Stored dataset items:
****************

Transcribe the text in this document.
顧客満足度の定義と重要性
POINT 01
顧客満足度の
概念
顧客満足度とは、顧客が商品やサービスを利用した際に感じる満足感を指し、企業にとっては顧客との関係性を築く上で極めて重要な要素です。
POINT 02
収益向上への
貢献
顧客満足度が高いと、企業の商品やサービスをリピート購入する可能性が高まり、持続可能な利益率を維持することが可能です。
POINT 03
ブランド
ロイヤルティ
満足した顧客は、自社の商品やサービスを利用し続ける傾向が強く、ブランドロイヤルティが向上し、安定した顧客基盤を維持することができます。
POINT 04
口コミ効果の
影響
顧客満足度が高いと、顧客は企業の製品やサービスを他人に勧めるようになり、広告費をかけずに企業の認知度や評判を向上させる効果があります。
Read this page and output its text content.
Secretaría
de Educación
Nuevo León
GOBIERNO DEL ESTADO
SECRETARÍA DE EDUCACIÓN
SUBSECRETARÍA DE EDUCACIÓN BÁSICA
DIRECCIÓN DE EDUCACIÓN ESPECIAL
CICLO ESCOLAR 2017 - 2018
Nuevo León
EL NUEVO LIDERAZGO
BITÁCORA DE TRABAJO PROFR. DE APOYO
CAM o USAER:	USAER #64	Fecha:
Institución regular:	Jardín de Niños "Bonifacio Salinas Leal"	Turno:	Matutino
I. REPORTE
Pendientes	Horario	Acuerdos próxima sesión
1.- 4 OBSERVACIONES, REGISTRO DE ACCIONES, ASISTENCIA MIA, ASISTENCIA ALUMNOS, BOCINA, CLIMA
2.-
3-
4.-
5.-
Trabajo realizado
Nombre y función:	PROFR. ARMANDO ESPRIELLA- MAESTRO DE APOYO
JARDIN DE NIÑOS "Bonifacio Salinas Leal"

****************

* [GOAL]:
Restate the listing above word for word.

* [ANSWER TO THE EXERCISE]:
Transcribe the text in this document.
顧客満足度の定義と重要性
POINT 01
顧客満足度の
概念
顧客満足度とは、顧客が商品やサービスを利用した際に感じる満足感を指し、企業にとっては顧客との関係性を築く上で極めて重要な要素です。
POINT 02
収益向上への
貢献
顧客満足度が高いと、企業の商品やサービスをリピート購入する可能性が高まり、持続可能な利益率を維持することが可能です。
POINT 03
ブランド
ロイヤルティ
満足した顧客は、自社の商品やサービスを利用し続ける傾向が強く、ブランドロイヤルティが向上し、安定した顧客基盤を維持することができます。
POINT 04
口コミ効果の
影響
顧客満足度が高いと、顧客は企業の製品やサービスを他人に勧めるようになり、広告費をかけずに企業の認知度や評判を向上させる効果があります。
Read this page and output its text content.
Secretaría
de Educación
Nuevo León
GOBIERNO DEL ESTADO
SECRETARÍA DE EDUCACIÓN
SUBSECRETARÍA DE EDUCACIÓN BÁSICA
DIRECCIÓN DE EDUCACIÓN ESPECIAL
CICLO ESCOLAR 2017 - 2018
Nuevo León
EL NUEVO LIDERAZGO
BITÁCORA DE TRABAJO PROFR. DE APOYO
CAM o USAER:	USAER #64	Fecha:
Institución regular:	Jardín de Niños "Bonifacio Salinas Leal"	Turno:	Matutino
I. REPORTE
Pendientes	Horario	Acuerdos próxima sesión
1.- 4 OBSERVACIONES, REGISTRO DE ACCIONES, ASISTENCIA MIA, ASISTENCIA ALUMNOS, BOCINA, CLIMA
2.-
3-
4.-
5.-
Trabajo realizado
Nombre y función:	PROFR. ARMANDO ESPRIELLA- MAESTRO DE APOYO
JARDIN DE NIÑOS "Bonifacio Salinas Leal"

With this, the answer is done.